→ **Objective**:
All lines below must be repeated exactly, with the pictures omitted.

(Figure data in JSON)
- - - - -

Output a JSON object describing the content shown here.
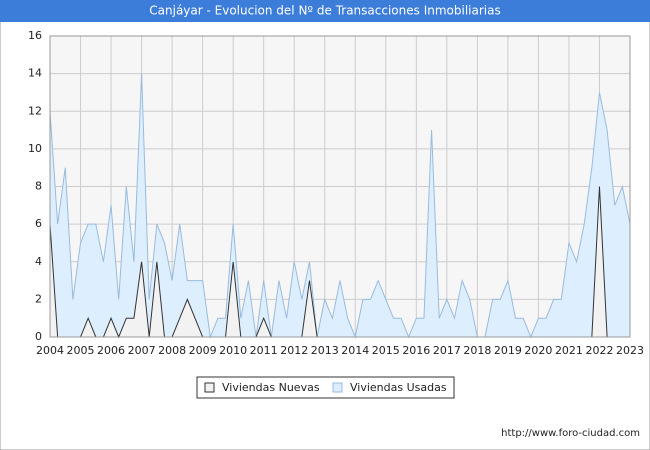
{
  "chart_data": {
    "type": "area",
    "title": "Canjáyar - Evolucion del Nº de Transacciones Inmobiliarias",
    "footer": "http://www.foro-ciudad.com",
    "x": [
      2004,
      2004.25,
      2004.5,
      2004.75,
      2005,
      2005.25,
      2005.5,
      2005.75,
      2006,
      2006.25,
      2006.5,
      2006.75,
      2007,
      2007.25,
      2007.5,
      2007.75,
      2008,
      2008.25,
      2008.5,
      2008.75,
      2009,
      2009.25,
      2009.5,
      2009.75,
      2010,
      2010.25,
      2010.5,
      2010.75,
      2011,
      2011.25,
      2011.5,
      2011.75,
      2012,
      2012.25,
      2012.5,
      2012.75,
      2013,
      2013.25,
      2013.5,
      2013.75,
      2014,
      2014.25,
      2014.5,
      2014.75,
      2015,
      2015.25,
      2015.5,
      2015.75,
      2016,
      2016.25,
      2016.5,
      2016.75,
      2017,
      2017.25,
      2017.5,
      2017.75,
      2018,
      2018.25,
      2018.5,
      2018.75,
      2019,
      2019.25,
      2019.5,
      2019.75,
      2020,
      2020.25,
      2020.5,
      2020.75,
      2021,
      2021.25,
      2021.5,
      2021.75,
      2022,
      2022.25,
      2022.5,
      2022.75,
      2023
    ],
    "series": [
      {
        "name": "Viviendas Usadas",
        "color": "#ddeeff",
        "stroke": "#99bbdd",
        "values": [
          12,
          6,
          9,
          2,
          5,
          6,
          6,
          4,
          7,
          2,
          8,
          4,
          14,
          2,
          6,
          5,
          3,
          6,
          3,
          3,
          3,
          0,
          1,
          1,
          6,
          1,
          3,
          0,
          3,
          0,
          3,
          1,
          4,
          2,
          4,
          0,
          2,
          1,
          3,
          1,
          0,
          2,
          2,
          3,
          2,
          1,
          1,
          0,
          1,
          1,
          11,
          1,
          2,
          1,
          3,
          2,
          0,
          0,
          2,
          2,
          3,
          1,
          1,
          0,
          1,
          1,
          2,
          2,
          5,
          4,
          6,
          9,
          13,
          11,
          7,
          8,
          6
        ]
      },
      {
        "name": "Viviendas Nuevas",
        "color": "#f2f2f2",
        "stroke": "#333333",
        "values": [
          6,
          0,
          0,
          0,
          0,
          1,
          0,
          0,
          1,
          0,
          1,
          1,
          4,
          0,
          4,
          0,
          0,
          1,
          2,
          1,
          0,
          0,
          0,
          0,
          4,
          0,
          0,
          0,
          1,
          0,
          0,
          0,
          0,
          0,
          3,
          0,
          0,
          0,
          0,
          0,
          0,
          0,
          0,
          0,
          0,
          0,
          0,
          0,
          0,
          0,
          0,
          0,
          0,
          0,
          0,
          0,
          0,
          0,
          0,
          0,
          0,
          0,
          0,
          0,
          0,
          0,
          0,
          0,
          0,
          0,
          0,
          0,
          8,
          0,
          0,
          0,
          0
        ]
      }
    ],
    "xlim": [
      2004,
      2023
    ],
    "xticks": [
      2004,
      2005,
      2006,
      2007,
      2008,
      2009,
      2010,
      2011,
      2012,
      2013,
      2014,
      2015,
      2016,
      2017,
      2018,
      2019,
      2020,
      2021,
      2022,
      2023
    ],
    "ylim": [
      0,
      16
    ],
    "yticks": [
      0,
      2,
      4,
      6,
      8,
      10,
      12,
      14,
      16
    ],
    "grid": true
  }
}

- - - - -

→ **Worked solution**:
Output a JSON object describing the content shown here.
{
  "chart_data": {
    "type": "area",
    "title": "Canjáyar - Evolucion del Nº de Transacciones Inmobiliarias",
    "footer": "http://www.foro-ciudad.com",
    "x": [
      2004,
      2004.25,
      2004.5,
      2004.75,
      2005,
      2005.25,
      2005.5,
      2005.75,
      2006,
      2006.25,
      2006.5,
      2006.75,
      2007,
      2007.25,
      2007.5,
      2007.75,
      2008,
      2008.25,
      2008.5,
      2008.75,
      2009,
      2009.25,
      2009.5,
      2009.75,
      2010,
      2010.25,
      2010.5,
      2010.75,
      2011,
      2011.25,
      2011.5,
      2011.75,
      2012,
      2012.25,
      2012.5,
      2012.75,
      2013,
      2013.25,
      2013.5,
      2013.75,
      2014,
      2014.25,
      2014.5,
      2014.75,
      2015,
      2015.25,
      2015.5,
      2015.75,
      2016,
      2016.25,
      2016.5,
      2016.75,
      2017,
      2017.25,
      2017.5,
      2017.75,
      2018,
      2018.25,
      2018.5,
      2018.75,
      2019,
      2019.25,
      2019.5,
      2019.75,
      2020,
      2020.25,
      2020.5,
      2020.75,
      2021,
      2021.25,
      2021.5,
      2021.75,
      2022,
      2022.25,
      2022.5,
      2022.75,
      2023
    ],
    "series": [
      {
        "name": "Viviendas Usadas",
        "color": "#ddeeff",
        "stroke": "#99bbdd",
        "values": [
          12,
          6,
          9,
          2,
          5,
          6,
          6,
          4,
          7,
          2,
          8,
          4,
          14,
          2,
          6,
          5,
          3,
          6,
          3,
          3,
          3,
          0,
          1,
          1,
          6,
          1,
          3,
          0,
          3,
          0,
          3,
          1,
          4,
          2,
          4,
          0,
          2,
          1,
          3,
          1,
          0,
          2,
          2,
          3,
          2,
          1,
          1,
          0,
          1,
          1,
          11,
          1,
          2,
          1,
          3,
          2,
          0,
          0,
          2,
          2,
          3,
          1,
          1,
          0,
          1,
          1,
          2,
          2,
          5,
          4,
          6,
          9,
          13,
          11,
          7,
          8,
          6
        ]
      },
      {
        "name": "Viviendas Nuevas",
        "color": "#f2f2f2",
        "stroke": "#333333",
        "values": [
          6,
          0,
          0,
          0,
          0,
          1,
          0,
          0,
          1,
          0,
          1,
          1,
          4,
          0,
          4,
          0,
          0,
          1,
          2,
          1,
          0,
          0,
          0,
          0,
          4,
          0,
          0,
          0,
          1,
          0,
          0,
          0,
          0,
          0,
          3,
          0,
          0,
          0,
          0,
          0,
          0,
          0,
          0,
          0,
          0,
          0,
          0,
          0,
          0,
          0,
          0,
          0,
          0,
          0,
          0,
          0,
          0,
          0,
          0,
          0,
          0,
          0,
          0,
          0,
          0,
          0,
          0,
          0,
          0,
          0,
          0,
          0,
          8,
          0,
          0,
          0,
          0
        ]
      }
    ],
    "xlim": [
      2004,
      2023
    ],
    "xticks": [
      2004,
      2005,
      2006,
      2007,
      2008,
      2009,
      2010,
      2011,
      2012,
      2013,
      2014,
      2015,
      2016,
      2017,
      2018,
      2019,
      2020,
      2021,
      2022,
      2023
    ],
    "ylim": [
      0,
      16
    ],
    "yticks": [
      0,
      2,
      4,
      6,
      8,
      10,
      12,
      14,
      16
    ],
    "grid": true
  }
}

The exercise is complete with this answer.